JOB »
Go over the entries below line by line, copying each one that contains the word "объекта".

[Dataset rows]
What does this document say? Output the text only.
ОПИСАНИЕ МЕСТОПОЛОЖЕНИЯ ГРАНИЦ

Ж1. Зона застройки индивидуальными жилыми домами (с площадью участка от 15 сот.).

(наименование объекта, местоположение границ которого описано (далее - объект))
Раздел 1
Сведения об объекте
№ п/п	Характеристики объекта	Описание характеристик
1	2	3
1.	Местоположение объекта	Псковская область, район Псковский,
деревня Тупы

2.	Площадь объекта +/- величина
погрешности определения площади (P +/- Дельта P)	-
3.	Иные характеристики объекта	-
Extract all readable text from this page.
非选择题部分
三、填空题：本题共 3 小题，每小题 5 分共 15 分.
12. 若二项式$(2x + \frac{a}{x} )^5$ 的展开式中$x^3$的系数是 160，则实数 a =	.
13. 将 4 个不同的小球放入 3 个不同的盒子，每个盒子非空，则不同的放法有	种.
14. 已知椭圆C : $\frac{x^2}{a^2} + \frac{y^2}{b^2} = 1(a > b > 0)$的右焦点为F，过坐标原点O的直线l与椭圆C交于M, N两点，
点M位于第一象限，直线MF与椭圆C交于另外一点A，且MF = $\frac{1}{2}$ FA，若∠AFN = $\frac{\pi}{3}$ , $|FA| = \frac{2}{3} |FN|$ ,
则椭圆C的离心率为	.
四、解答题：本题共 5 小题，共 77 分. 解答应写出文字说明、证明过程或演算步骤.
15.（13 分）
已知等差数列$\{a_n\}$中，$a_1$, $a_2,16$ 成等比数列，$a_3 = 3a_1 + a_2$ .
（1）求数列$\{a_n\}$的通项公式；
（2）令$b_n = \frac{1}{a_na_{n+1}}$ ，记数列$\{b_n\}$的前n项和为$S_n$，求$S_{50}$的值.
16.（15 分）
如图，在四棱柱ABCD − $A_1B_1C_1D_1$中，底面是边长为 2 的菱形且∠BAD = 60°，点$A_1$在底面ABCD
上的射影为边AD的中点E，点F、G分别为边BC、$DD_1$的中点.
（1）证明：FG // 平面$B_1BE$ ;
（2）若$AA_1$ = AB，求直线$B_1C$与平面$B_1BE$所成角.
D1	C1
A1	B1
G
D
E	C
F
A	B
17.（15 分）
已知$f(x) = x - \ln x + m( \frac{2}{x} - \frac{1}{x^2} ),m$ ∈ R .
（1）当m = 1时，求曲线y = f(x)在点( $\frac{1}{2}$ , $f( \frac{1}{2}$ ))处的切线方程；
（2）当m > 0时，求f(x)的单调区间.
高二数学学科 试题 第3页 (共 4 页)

REPLY »
(наименование объекта, местоположение границ которого описано (далее - объект))
№ п/п	Характеристики объекта	Описание характеристик
1.	Местоположение объекта	Псковская область, район Псковский,
2.	Площадь объекта +/- величина
3.	Иные характеристики объекта	-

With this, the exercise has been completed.